***** SUPPLIED DATA *****

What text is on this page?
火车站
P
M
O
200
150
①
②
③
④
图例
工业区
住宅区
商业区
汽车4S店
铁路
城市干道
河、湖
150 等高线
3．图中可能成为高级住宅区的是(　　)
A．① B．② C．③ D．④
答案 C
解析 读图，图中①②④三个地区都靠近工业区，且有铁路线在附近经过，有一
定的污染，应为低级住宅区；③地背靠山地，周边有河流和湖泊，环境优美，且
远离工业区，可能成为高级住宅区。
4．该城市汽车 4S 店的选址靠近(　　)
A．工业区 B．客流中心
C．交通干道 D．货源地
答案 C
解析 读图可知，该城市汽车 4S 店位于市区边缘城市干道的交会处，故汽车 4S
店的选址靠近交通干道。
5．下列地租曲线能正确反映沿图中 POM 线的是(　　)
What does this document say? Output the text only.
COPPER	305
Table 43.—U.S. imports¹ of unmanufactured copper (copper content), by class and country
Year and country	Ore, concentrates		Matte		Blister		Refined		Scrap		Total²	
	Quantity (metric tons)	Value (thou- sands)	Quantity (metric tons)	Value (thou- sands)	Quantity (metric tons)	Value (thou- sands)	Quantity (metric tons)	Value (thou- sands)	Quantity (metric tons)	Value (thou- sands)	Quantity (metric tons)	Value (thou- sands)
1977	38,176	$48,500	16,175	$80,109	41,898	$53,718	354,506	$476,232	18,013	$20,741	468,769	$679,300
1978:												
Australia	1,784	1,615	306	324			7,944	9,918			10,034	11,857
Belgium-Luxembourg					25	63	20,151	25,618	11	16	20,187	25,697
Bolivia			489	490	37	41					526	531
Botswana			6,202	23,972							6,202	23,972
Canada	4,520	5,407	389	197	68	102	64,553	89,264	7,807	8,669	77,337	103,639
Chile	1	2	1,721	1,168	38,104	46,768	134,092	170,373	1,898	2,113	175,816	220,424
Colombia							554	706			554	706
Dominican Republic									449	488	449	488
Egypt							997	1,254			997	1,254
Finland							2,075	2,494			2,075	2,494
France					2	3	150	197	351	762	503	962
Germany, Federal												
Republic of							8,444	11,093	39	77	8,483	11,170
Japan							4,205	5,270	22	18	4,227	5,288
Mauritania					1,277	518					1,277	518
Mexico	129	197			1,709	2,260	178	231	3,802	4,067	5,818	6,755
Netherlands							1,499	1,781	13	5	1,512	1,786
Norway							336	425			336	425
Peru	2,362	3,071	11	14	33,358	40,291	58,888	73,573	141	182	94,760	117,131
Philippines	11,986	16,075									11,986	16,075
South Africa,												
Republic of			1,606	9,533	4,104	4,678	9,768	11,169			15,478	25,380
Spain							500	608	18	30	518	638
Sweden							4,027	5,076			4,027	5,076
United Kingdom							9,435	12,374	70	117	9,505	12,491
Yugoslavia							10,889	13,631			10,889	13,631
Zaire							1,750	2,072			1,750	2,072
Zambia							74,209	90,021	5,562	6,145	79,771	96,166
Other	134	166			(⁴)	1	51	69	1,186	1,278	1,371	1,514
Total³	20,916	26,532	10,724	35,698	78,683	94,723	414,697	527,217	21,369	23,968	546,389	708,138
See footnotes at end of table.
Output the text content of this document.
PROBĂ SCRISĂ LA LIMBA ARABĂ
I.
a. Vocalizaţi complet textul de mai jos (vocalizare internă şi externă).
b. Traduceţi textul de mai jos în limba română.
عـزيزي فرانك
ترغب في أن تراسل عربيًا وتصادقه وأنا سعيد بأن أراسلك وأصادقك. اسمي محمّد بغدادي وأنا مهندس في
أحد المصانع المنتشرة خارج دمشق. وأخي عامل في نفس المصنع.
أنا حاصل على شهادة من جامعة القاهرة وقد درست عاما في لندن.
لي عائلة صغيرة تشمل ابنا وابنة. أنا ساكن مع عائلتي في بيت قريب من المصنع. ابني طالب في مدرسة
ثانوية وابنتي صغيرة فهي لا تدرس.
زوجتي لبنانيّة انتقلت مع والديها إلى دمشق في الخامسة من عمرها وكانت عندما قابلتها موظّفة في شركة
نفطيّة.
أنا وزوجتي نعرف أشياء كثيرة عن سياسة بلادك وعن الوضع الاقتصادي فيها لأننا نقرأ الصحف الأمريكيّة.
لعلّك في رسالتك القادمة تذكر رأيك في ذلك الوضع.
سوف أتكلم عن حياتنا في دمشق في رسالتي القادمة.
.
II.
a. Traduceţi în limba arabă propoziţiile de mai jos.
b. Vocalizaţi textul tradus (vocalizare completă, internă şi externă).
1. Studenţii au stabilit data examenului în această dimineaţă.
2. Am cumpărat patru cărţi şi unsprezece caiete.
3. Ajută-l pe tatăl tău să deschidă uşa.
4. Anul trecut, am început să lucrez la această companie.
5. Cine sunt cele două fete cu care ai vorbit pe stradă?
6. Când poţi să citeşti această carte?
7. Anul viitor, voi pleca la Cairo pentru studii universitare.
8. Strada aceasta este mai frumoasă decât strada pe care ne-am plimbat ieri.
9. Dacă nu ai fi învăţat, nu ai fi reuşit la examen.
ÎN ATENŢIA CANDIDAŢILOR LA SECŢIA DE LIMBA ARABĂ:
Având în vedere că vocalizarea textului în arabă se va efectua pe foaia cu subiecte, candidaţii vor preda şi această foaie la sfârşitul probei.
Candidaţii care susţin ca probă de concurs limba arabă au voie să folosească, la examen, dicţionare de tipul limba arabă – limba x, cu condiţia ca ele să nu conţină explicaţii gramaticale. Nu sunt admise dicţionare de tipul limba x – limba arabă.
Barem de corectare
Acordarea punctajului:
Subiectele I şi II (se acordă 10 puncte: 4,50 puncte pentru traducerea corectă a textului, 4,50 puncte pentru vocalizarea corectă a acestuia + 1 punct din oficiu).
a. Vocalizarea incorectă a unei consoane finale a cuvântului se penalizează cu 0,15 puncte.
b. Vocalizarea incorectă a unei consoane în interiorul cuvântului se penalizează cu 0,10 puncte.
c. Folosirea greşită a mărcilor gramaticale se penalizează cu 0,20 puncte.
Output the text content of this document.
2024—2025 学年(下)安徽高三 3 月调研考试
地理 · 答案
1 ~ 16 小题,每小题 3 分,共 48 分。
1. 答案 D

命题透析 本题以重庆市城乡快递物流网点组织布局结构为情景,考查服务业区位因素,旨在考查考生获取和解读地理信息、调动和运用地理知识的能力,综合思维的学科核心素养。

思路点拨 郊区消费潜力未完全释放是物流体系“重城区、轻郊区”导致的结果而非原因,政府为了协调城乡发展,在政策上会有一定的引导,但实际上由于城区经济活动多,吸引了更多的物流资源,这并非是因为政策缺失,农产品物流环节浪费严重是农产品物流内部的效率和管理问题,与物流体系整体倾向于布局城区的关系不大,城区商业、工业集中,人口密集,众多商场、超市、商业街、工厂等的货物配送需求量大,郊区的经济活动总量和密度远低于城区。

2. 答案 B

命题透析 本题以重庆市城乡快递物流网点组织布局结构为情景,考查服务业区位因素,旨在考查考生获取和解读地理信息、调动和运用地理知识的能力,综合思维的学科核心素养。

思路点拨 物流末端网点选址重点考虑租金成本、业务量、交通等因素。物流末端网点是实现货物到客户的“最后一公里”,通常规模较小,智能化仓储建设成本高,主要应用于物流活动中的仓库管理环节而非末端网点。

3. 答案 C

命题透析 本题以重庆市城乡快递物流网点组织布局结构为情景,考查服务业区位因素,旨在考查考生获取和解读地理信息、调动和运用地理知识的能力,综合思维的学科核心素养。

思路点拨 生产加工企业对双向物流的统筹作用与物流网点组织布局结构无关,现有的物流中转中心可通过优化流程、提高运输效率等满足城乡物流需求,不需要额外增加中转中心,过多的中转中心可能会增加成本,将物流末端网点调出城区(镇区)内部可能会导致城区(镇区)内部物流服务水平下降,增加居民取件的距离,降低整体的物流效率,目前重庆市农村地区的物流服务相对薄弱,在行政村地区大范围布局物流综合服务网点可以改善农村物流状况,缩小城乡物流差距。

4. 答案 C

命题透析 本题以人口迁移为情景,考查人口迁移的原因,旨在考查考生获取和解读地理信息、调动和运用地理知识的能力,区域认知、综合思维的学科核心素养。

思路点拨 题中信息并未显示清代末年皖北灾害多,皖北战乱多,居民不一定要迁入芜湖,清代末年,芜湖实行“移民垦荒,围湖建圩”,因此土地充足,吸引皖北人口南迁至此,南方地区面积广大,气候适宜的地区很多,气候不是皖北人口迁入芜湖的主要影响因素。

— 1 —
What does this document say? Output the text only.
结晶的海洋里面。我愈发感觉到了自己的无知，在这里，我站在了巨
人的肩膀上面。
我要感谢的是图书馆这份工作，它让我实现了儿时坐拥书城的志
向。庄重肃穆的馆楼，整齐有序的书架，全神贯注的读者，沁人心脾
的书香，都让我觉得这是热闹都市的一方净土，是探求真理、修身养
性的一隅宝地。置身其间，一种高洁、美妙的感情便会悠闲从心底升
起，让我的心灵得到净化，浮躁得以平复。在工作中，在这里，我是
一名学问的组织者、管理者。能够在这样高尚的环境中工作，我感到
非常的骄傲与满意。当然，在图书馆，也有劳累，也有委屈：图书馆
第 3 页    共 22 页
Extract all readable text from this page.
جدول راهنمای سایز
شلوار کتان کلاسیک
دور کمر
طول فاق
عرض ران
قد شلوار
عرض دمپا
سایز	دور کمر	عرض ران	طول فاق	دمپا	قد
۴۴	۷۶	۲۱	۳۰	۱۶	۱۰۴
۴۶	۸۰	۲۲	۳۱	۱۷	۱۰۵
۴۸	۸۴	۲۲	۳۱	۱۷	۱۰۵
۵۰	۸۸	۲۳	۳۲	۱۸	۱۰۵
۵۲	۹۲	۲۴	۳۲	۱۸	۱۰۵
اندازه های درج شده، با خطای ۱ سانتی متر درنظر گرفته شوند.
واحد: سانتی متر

*****

> [PROBLEM]:
Exactly reproduce the lines from the one containing "Extract all readable text from this page." through the end of the records, and only those lines.

> [TASK OUTPUT]:
Extract all readable text from this page.
جدول راهنمای سایز
شلوار کتان کلاسیک
دور کمر
طول فاق
عرض ران
قد شلوار
عرض دمپا
سایز	دور کمر	عرض ران	طول فاق	دمپا	قد
۴۴	۷۶	۲۱	۳۰	۱۶	۱۰۴
۴۶	۸۰	۲۲	۳۱	۱۷	۱۰۵
۴۸	۸۴	۲۲	۳۱	۱۷	۱۰۵
۵۰	۸۸	۲۳	۳۲	۱۸	۱۰۵
۵۲	۹۲	۲۴	۳۲	۱۸	۱۰۵
اندازه های درج شده، با خطای ۱ سانتی متر درنظر گرفته شوند.
واحد: سانتی متر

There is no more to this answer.